(Stated exercise) Repeat the listing below in full, exactly as it stands.

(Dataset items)
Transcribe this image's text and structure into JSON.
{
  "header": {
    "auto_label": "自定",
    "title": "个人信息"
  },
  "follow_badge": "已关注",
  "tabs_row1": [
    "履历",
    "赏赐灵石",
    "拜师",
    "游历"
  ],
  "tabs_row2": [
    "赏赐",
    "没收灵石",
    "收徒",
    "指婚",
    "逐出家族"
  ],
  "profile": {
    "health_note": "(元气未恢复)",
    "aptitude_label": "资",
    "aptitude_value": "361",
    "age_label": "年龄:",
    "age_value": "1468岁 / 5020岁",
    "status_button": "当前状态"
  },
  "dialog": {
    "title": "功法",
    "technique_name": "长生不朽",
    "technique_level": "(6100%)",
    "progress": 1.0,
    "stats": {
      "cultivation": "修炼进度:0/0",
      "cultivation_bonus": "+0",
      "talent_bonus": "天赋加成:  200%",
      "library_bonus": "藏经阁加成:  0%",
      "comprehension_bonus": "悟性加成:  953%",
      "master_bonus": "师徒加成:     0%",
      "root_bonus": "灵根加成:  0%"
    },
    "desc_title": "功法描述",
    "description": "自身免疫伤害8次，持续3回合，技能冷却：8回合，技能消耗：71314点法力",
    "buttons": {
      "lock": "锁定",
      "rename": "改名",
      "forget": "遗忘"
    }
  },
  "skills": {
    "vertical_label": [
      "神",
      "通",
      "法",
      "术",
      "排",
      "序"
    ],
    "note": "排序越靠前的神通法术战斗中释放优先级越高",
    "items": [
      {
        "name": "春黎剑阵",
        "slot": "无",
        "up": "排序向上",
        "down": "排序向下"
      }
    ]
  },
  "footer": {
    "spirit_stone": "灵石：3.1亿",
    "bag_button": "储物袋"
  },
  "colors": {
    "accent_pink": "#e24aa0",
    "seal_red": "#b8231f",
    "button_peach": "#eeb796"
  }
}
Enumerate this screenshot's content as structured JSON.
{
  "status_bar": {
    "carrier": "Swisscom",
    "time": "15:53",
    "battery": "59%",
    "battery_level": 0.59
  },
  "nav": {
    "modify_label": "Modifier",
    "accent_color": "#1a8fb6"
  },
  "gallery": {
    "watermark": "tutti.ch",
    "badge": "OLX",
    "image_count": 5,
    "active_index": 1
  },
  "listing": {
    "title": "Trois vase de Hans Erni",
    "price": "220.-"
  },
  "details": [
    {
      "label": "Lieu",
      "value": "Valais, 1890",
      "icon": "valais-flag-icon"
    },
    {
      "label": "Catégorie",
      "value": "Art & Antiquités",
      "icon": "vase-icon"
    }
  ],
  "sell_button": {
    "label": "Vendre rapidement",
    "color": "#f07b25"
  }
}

(Task output)
Transcribe this image's text and structure into JSON.
{
  "header": {
    "auto_label": "自定",
    "title": "个人信息"
  },
  "follow_badge": "已关注",
  "tabs_row1": [
    "履历",
    "赏赐灵石",
    "拜师",
    "游历"
  ],
  "tabs_row2": [
    "赏赐",
    "没收灵石",
    "收徒",
    "指婚",
    "逐出家族"
  ],
  "profile": {
    "health_note": "(元气未恢复)",
    "aptitude_label": "资",
    "aptitude_value": "361",
    "age_label": "年龄:",
    "age_value": "1468岁 / 5020岁",
    "status_button": "当前状态"
  },
  "dialog": {
    "title": "功法",
    "technique_name": "长生不朽",
    "technique_level": "(6100%)",
    "progress": 1.0,
    "stats": {
      "cultivation": "修炼进度:0/0",
      "cultivation_bonus": "+0",
      "talent_bonus": "天赋加成:  200%",
      "library_bonus": "藏经阁加成:  0%",
      "comprehension_bonus": "悟性加成:  953%",
      "master_bonus": "师徒加成:     0%",
      "root_bonus": "灵根加成:  0%"
    },
    "desc_title": "功法描述",
    "description": "自身免疫伤害8次，持续3回合，技能冷却：8回合，技能消耗：71314点法力",
    "buttons": {
      "lock": "锁定",
      "rename": "改名",
      "forget": "遗忘"
    }
  },
  "skills": {
    "vertical_label": [
      "神",
      "通",
      "法",
      "术",
      "排",
      "序"
    ],
    "note": "排序越靠前的神通法术战斗中释放优先级越高",
    "items": [
      {
        "name": "春黎剑阵",
        "slot": "无",
        "up": "排序向上",
        "down": "排序向下"
      }
    ]
  },
  "footer": {
    "spirit_stone": "灵石：3.1亿",
    "bag_button": "储物袋"
  },
  "colors": {
    "accent_pink": "#e24aa0",
    "seal_red": "#b8231f",
    "button_peach": "#eeb796"
  }
}
Enumerate this screenshot's content as structured JSON.
{
  "status_bar": {
    "carrier": "Swisscom",
    "time": "15:53",
    "battery": "59%",
    "battery_level": 0.59
  },
  "nav": {
    "modify_label": "Modifier",
    "accent_color": "#1a8fb6"
  },
  "gallery": {
    "watermark": "tutti.ch",
    "badge": "OLX",
    "image_count": 5,
    "active_index": 1
  },
  "listing": {
    "title": "Trois vase de Hans Erni",
    "price": "220.-"
  },
  "details": [
    {
      "label": "Lieu",
      "value": "Valais, 1890",
      "icon": "valais-flag-icon"
    },
    {
      "label": "Catégorie",
      "value": "Art & Antiquités",
      "icon": "vase-icon"
    }
  ],
  "sell_button": {
    "label": "Vendre rapidement",
    "color": "#f07b25"
  }
}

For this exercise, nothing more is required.